Copy out the lines that include the word "Excel组织结构图怎么做".

[Stored data]
+ + +
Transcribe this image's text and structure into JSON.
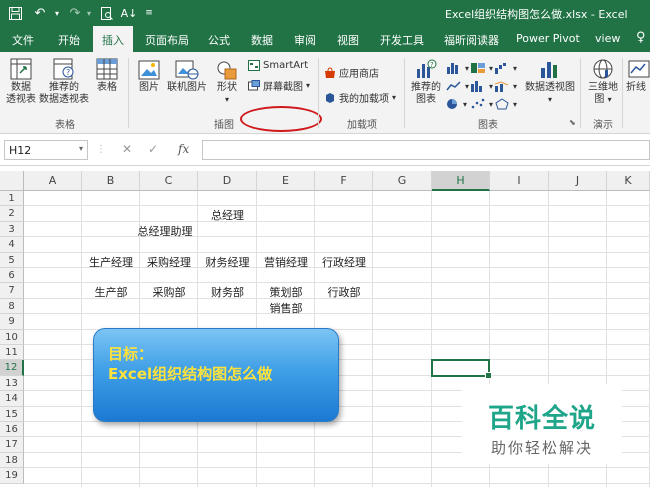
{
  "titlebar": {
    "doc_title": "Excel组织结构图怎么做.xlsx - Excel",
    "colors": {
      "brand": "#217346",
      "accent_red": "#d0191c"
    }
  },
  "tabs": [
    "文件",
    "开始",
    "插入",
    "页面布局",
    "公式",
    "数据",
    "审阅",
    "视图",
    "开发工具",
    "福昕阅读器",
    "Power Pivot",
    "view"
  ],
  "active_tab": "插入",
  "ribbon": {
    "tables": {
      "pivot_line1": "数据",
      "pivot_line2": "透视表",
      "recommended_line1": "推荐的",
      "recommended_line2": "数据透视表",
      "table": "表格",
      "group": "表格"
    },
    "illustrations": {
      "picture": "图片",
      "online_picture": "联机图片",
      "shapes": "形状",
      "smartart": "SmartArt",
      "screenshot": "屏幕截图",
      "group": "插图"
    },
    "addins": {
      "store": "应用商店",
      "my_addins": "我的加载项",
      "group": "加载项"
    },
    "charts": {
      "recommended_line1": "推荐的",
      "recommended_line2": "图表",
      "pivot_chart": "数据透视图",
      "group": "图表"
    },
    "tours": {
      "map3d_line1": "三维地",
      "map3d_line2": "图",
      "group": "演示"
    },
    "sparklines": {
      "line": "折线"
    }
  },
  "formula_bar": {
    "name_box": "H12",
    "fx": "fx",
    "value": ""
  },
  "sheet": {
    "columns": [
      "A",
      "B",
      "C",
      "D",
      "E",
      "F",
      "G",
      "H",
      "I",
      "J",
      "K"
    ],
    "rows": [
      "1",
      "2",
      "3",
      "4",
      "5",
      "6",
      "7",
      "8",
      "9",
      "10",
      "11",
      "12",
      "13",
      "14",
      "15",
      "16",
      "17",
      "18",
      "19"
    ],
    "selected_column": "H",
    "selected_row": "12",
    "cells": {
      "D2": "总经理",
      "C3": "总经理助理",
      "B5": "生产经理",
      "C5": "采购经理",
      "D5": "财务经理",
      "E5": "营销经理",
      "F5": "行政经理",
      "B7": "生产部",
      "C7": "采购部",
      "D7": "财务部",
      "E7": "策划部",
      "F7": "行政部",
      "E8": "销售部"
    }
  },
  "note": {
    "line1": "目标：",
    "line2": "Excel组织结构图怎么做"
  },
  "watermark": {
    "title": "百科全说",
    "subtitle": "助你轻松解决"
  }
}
+ + +
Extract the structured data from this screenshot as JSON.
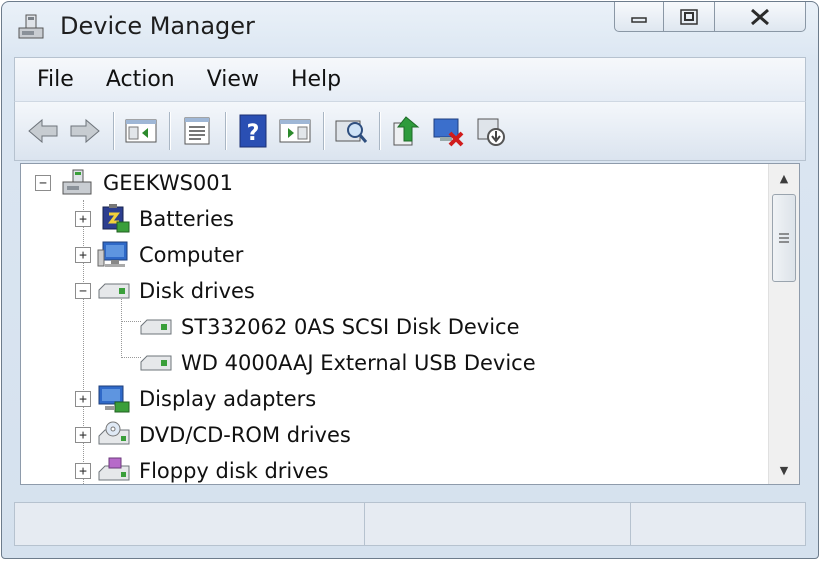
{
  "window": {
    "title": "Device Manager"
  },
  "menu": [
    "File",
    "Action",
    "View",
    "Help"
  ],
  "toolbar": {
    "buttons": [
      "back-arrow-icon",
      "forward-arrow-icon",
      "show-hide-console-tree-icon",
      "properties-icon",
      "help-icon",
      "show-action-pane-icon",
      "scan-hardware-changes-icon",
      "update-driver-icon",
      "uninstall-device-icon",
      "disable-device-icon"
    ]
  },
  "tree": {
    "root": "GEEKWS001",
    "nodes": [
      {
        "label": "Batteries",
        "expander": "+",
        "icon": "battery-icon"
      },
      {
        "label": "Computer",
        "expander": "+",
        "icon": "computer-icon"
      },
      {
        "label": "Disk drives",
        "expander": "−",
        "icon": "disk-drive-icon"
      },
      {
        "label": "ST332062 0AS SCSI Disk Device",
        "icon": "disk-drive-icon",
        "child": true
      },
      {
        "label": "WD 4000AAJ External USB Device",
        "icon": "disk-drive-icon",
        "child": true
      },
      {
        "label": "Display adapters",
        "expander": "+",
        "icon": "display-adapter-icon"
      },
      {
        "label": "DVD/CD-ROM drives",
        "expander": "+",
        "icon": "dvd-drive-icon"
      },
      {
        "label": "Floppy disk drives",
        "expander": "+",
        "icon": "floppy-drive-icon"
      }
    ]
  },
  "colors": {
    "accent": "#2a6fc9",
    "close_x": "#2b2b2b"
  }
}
+ + +
### Output for this task:
    "doc_title": "Excel组织结构图怎么做.xlsx - Excel",
    "line2": "Excel组织结构图怎么做"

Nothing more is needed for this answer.